• [Directive]:
Search the listing for the string "thumb" and copy every line that contains it.

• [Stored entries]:

++++++++++++++++++++

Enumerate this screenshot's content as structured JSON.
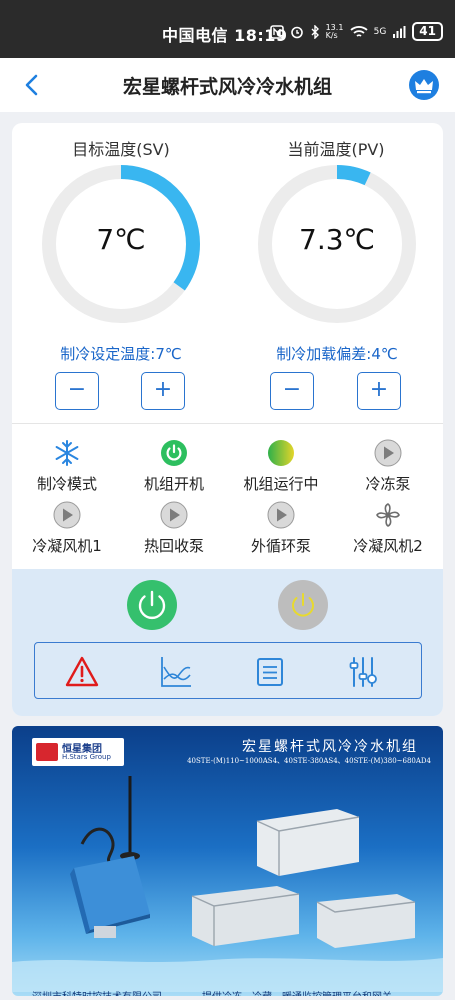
{
  "status_bar": {
    "carrier": "中国电信",
    "time": "18:19",
    "net_speed": "13.1 K/s",
    "signal": "5G",
    "battery": "41"
  },
  "nav": {
    "title": "宏星螺杆式风冷冷水机组"
  },
  "gauges": [
    {
      "title": "目标温度(SV)",
      "value": "7℃",
      "fill": 0.35,
      "setting": "制冷设定温度:7℃"
    },
    {
      "title": "当前温度(PV)",
      "value": "7.3℃",
      "fill": 0.07,
      "setting": "制冷加载偏差:4℃"
    }
  ],
  "stepper": {
    "minus": "−",
    "plus": "+"
  },
  "status_items": [
    {
      "label": "制冷模式",
      "icon": "snowflake-icon"
    },
    {
      "label": "机组开机",
      "icon": "power-on-icon"
    },
    {
      "label": "机组运行中",
      "icon": "running-indicator-icon"
    },
    {
      "label": "冷冻泵",
      "icon": "play-icon"
    },
    {
      "label": "冷凝风机1",
      "icon": "play-icon"
    },
    {
      "label": "热回收泵",
      "icon": "play-icon"
    },
    {
      "label": "外循环泵",
      "icon": "play-icon"
    },
    {
      "label": "冷凝风机2",
      "icon": "fan-icon"
    }
  ],
  "controls": {
    "power_on_color": "#35c06d",
    "power_off_color": "#bdbdbd",
    "tools": [
      "alarm-icon",
      "chart-icon",
      "list-icon",
      "settings-sliders-icon"
    ]
  },
  "banner": {
    "logo_cn": "恒星集团",
    "logo_en": "H.Stars Group",
    "title": "宏星螺杆式风冷冷水机组",
    "models": "40STE-(M)110~1000AS4、40STE-380AS4、40STE-(M)380~680AD4",
    "footer_left": "深圳市科特时控技术有限公司",
    "footer_right": "提供冷冻、冷藏、暖通监控管理平台和网关"
  },
  "colors": {
    "accent": "#1e7fe0",
    "gauge_fill": "#39b6f0",
    "gauge_track": "#ececec",
    "setting_text": "#1a66c9",
    "panel_bg": "#dbe9f7"
  }
}
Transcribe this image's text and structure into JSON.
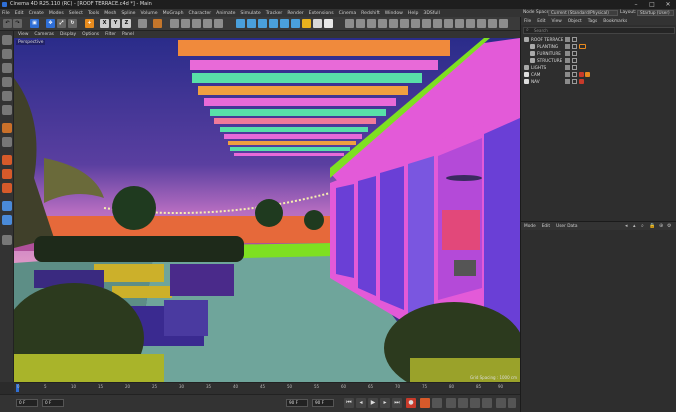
{
  "window": {
    "title": "Cinema 4D R25.110 (RC) - [ROOF TERRACE.c4d *] - Main",
    "minimize": "–",
    "maximize": "□",
    "close": "✕"
  },
  "menu": [
    "File",
    "Edit",
    "Create",
    "Modes",
    "Select",
    "Tools",
    "Mesh",
    "Spline",
    "Volume",
    "MoGraph",
    "Character",
    "Animate",
    "Simulate",
    "Tracker",
    "Render",
    "Extensions",
    "Cinema",
    "Redshift",
    "Window",
    "Help",
    "3DSfull"
  ],
  "node_space": {
    "label": "Node Space:",
    "value": "Current (Standard/Physical)",
    "layout_label": "Layout:",
    "layout_value": "Startup (User)"
  },
  "toolbar": {
    "axis_x": "X",
    "axis_y": "Y",
    "axis_z": "Z"
  },
  "viewport": {
    "menu": [
      "View",
      "Cameras",
      "Display",
      "Options",
      "Filter",
      "Panel"
    ],
    "camera_label": "Perspective",
    "grid_info": "Grid Spacing : 1000 cm"
  },
  "timeline": {
    "ticks": [
      "0",
      "5",
      "10",
      "15",
      "20",
      "25",
      "30",
      "35",
      "40",
      "45",
      "50",
      "55",
      "60",
      "65",
      "70",
      "75",
      "80",
      "85",
      "90"
    ],
    "end_label": "0 F"
  },
  "playback": {
    "current_frame": "0 F",
    "start_frame": "0 F",
    "end_frame": "90 F",
    "max_frame": "90 F"
  },
  "object_manager": {
    "menu": [
      "File",
      "Edit",
      "View",
      "Object",
      "Tags",
      "Bookmarks"
    ],
    "search_placeholder": "Search",
    "objects": [
      {
        "name": "ROOF TERRACE",
        "indent": 0
      },
      {
        "name": "PLANTING",
        "indent": 1
      },
      {
        "name": "FURNITURE",
        "indent": 1
      },
      {
        "name": "STRUCTURE",
        "indent": 1
      },
      {
        "name": "LIGHTS",
        "indent": 0
      },
      {
        "name": "CAM",
        "indent": 0
      },
      {
        "name": "NAV",
        "indent": 0
      }
    ]
  },
  "attribute_manager": {
    "menu": [
      "Mode",
      "Edit",
      "User Data"
    ]
  },
  "colors": {
    "accent": "#2f6fd6",
    "viewport_sky": "#3a2f86",
    "floor": "#6fa59b",
    "magenta_wall": "#e35ad8",
    "purple_glass": "#6a3fd6",
    "lime_trim": "#7ee021"
  }
}
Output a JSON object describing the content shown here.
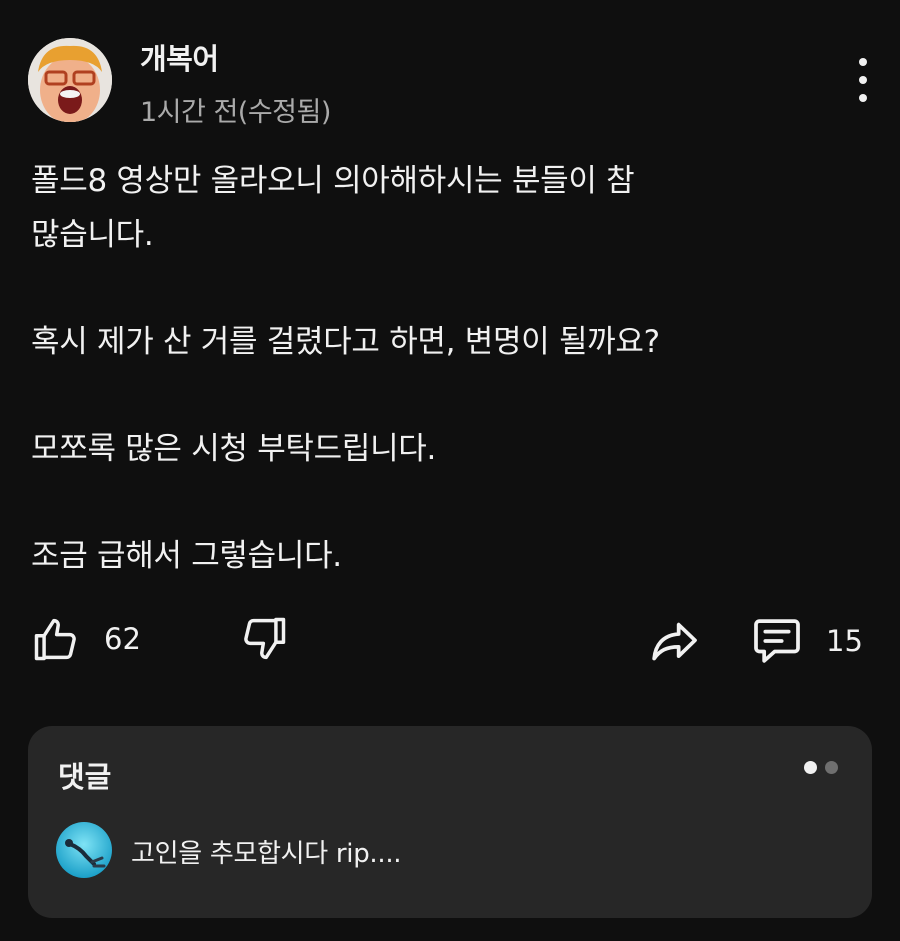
{
  "post": {
    "author": "개복어",
    "time": "1시간 전(수정됨)",
    "lines": [
      "폴드8 영상만 올라오니 의아해하시는 분들이 참",
      "많습니다.",
      "혹시 제가 산 거를 걸렸다고 하면, 변명이 될까요?",
      "모쪼록 많은 시청 부탁드립니다.",
      "조금 급해서 그렇습니다."
    ]
  },
  "actions": {
    "like_count": "62",
    "comment_count": "15",
    "like_icon": "thumb-up-icon",
    "dislike_icon": "thumb-down-icon",
    "share_icon": "share-icon",
    "comment_icon": "comment-icon"
  },
  "comments": {
    "title": "댓글",
    "top_comment": "고인을 추모합시다 rip...."
  },
  "colors": {
    "background": "#0f0f0f",
    "card": "#272727",
    "text": "#f1f1f1",
    "secondary": "#aaaaaa"
  }
}
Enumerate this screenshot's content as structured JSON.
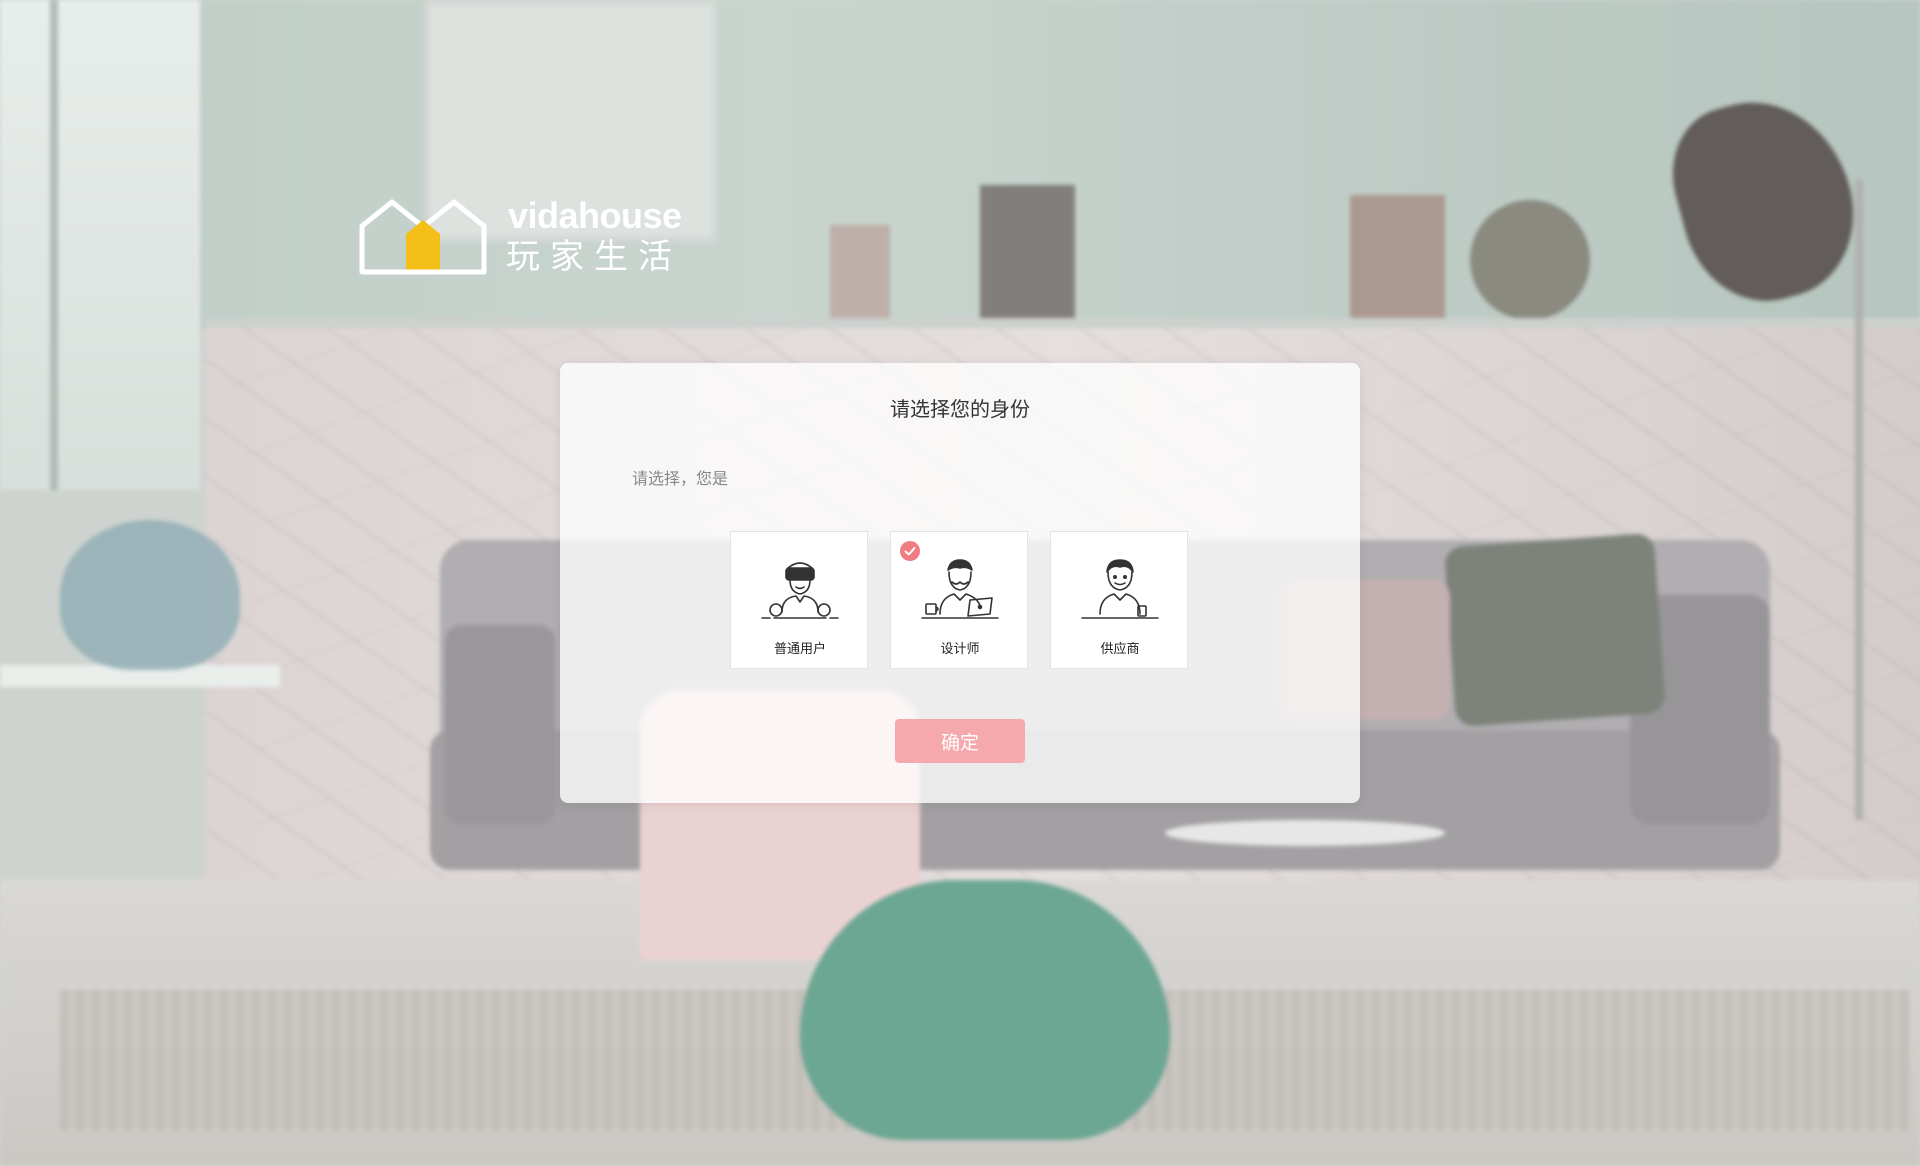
{
  "logo": {
    "wordmark": "vidahouse",
    "cn_name": "玩家生活",
    "accent_color": "#f5bf1a"
  },
  "dialog": {
    "title": "请选择您的身份",
    "prompt": "请选择，您是",
    "options": [
      {
        "label": "普通用户",
        "icon": "user-vr-avatar-icon",
        "selected": false
      },
      {
        "label": "设计师",
        "icon": "designer-laptop-avatar-icon",
        "selected": true
      },
      {
        "label": "供应商",
        "icon": "supplier-avatar-icon",
        "selected": false
      }
    ],
    "confirm_label": "确定",
    "confirm_color": "#f6a9ad",
    "check_color": "#f07c82"
  }
}
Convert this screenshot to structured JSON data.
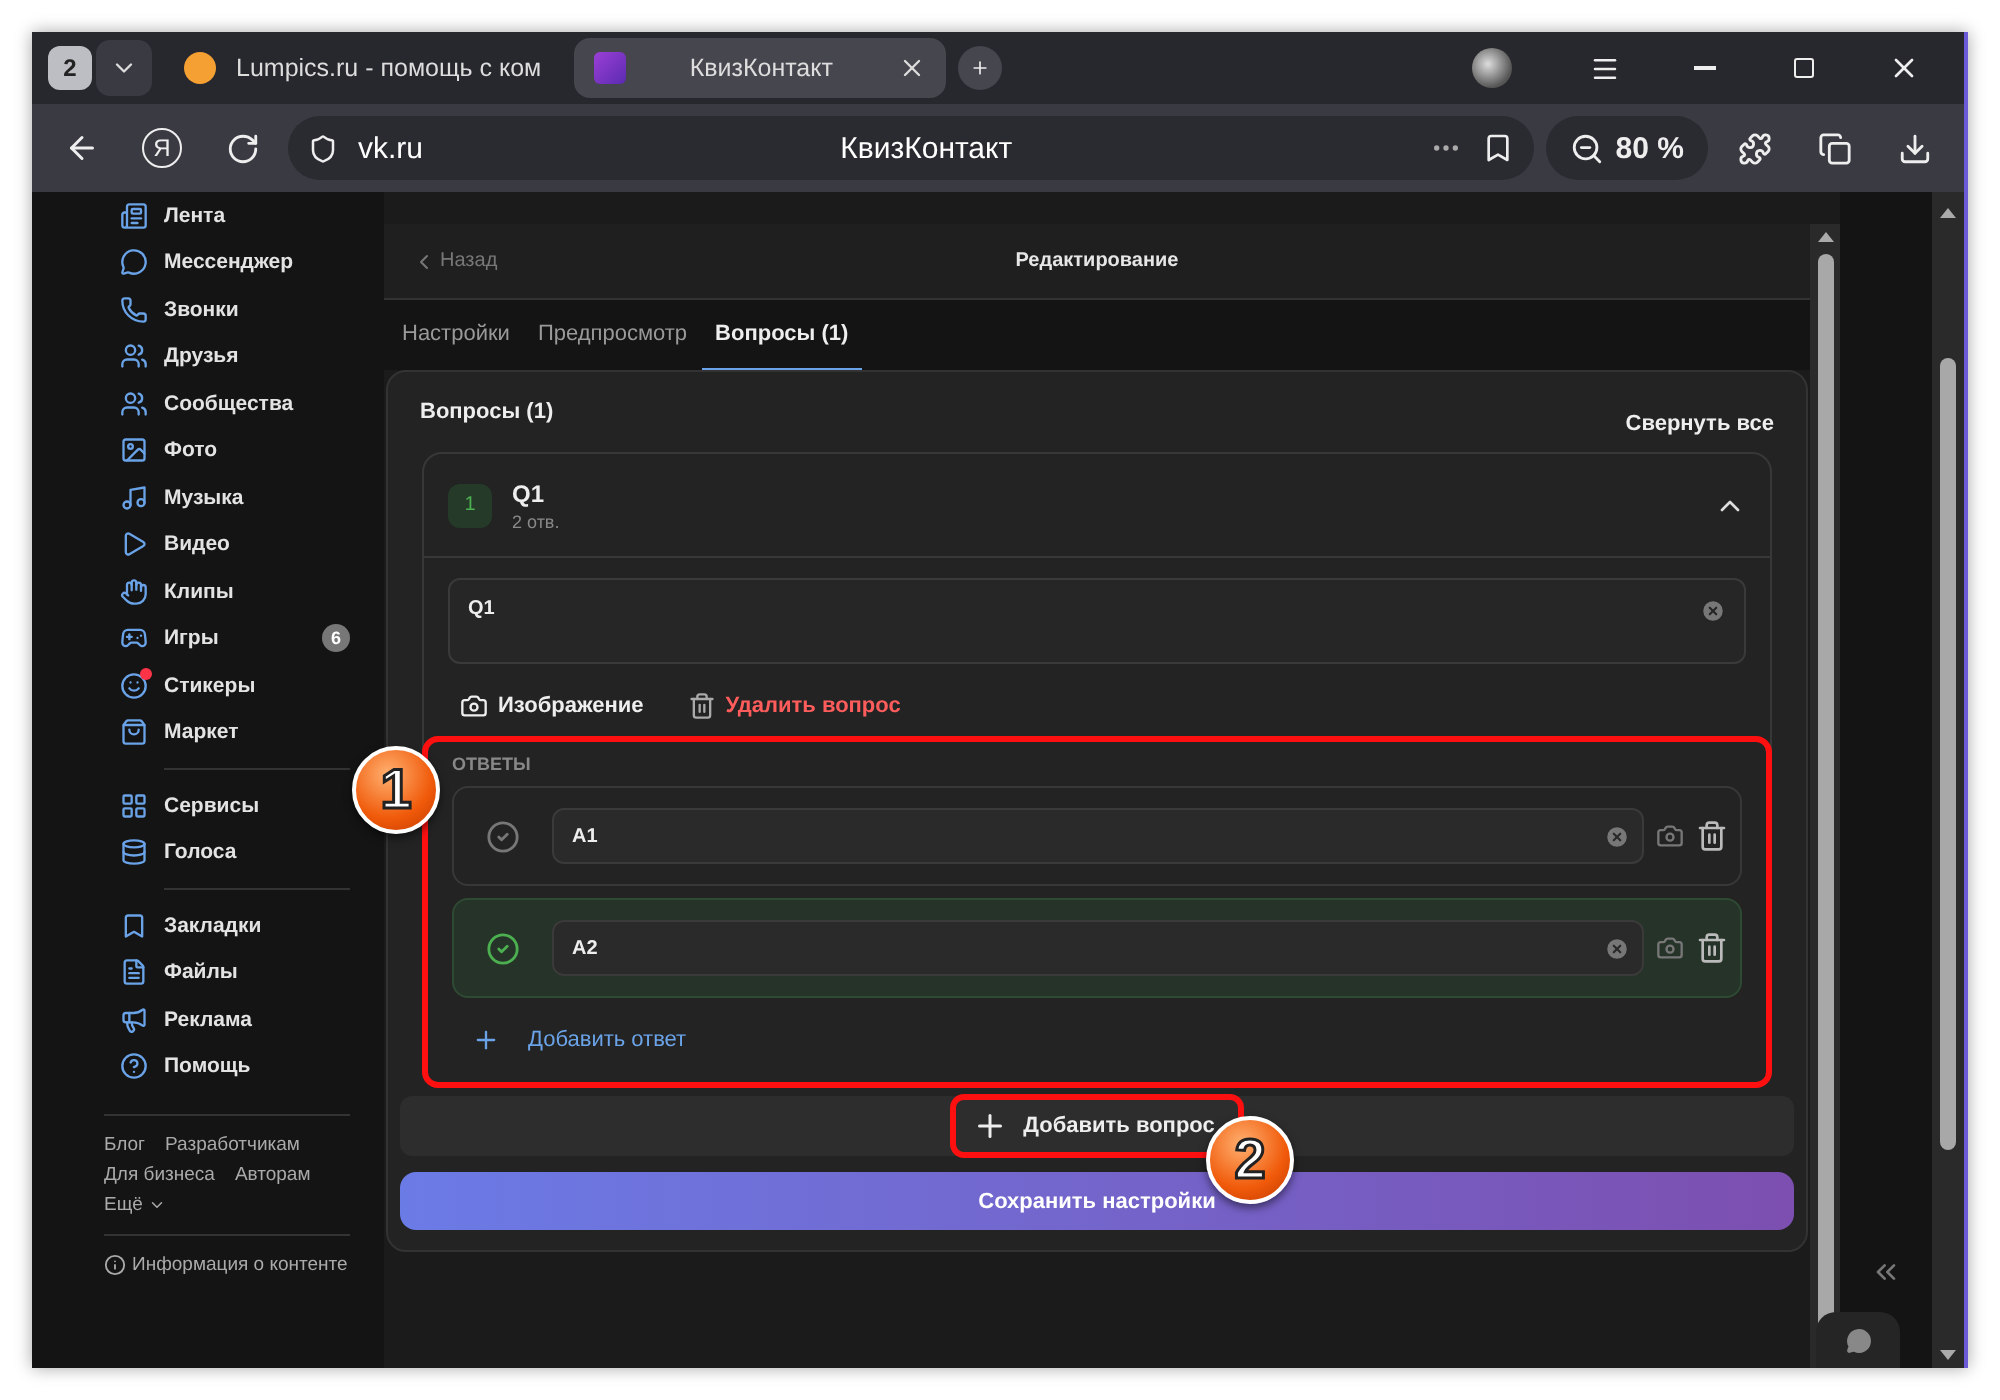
{
  "browser": {
    "tab_count": "2",
    "tabs": [
      {
        "title": "Lumpics.ru - помощь с ком",
        "selected": false
      },
      {
        "title": "КвизКонтакт",
        "selected": true
      }
    ],
    "yandex_button": "Я",
    "address": "vk.ru",
    "page_title": "КвизКонтакт",
    "zoom": "80 %"
  },
  "sidebar": {
    "groups": [
      [
        {
          "label": "Лента"
        },
        {
          "label": "Мессенджер"
        },
        {
          "label": "Звонки"
        },
        {
          "label": "Друзья"
        },
        {
          "label": "Сообщества"
        },
        {
          "label": "Фото"
        },
        {
          "label": "Музыка"
        },
        {
          "label": "Видео"
        },
        {
          "label": "Клипы"
        },
        {
          "label": "Игры",
          "badge": "6"
        },
        {
          "label": "Стикеры",
          "dot": true
        },
        {
          "label": "Маркет"
        }
      ],
      [
        {
          "label": "Сервисы"
        },
        {
          "label": "Голоса"
        }
      ],
      [
        {
          "label": "Закладки"
        },
        {
          "label": "Файлы"
        },
        {
          "label": "Реклама"
        },
        {
          "label": "Помощь"
        }
      ]
    ],
    "footer_links": [
      [
        "Блог",
        "Разработчикам"
      ],
      [
        "Для бизнеса",
        "Авторам"
      ],
      [
        "Ещё"
      ]
    ],
    "info": "Информация о контенте"
  },
  "editor": {
    "back": "Назад",
    "title": "Редактирование",
    "tabs": [
      {
        "label": "Настройки",
        "selected": false
      },
      {
        "label": "Предпросмотр",
        "selected": false
      },
      {
        "label": "Вопросы (1)",
        "selected": true
      }
    ],
    "section_title": "Вопросы (1)",
    "collapse_all": "Свернуть все",
    "question": {
      "number": "1",
      "title": "Q1",
      "subtitle": "2 отв.",
      "expanded": true,
      "text": "Q1",
      "image_label": "Изображение",
      "delete_label": "Удалить вопрос",
      "answers_label": "ОТВЕТЫ",
      "highlighted": true,
      "marker": "1",
      "answers": [
        {
          "text": "A1",
          "correct": false
        },
        {
          "text": "A2",
          "correct": true
        }
      ],
      "add_answer": "Добавить ответ"
    },
    "add_question": {
      "label": "Добавить вопрос",
      "highlighted": true,
      "marker": "2"
    },
    "save": "Сохранить настройки"
  }
}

++++++++++++++++++++

• [Expected output]:
    "like_icon": "thumb-up-icon",
    "dislike_icon": "thumb-down-icon",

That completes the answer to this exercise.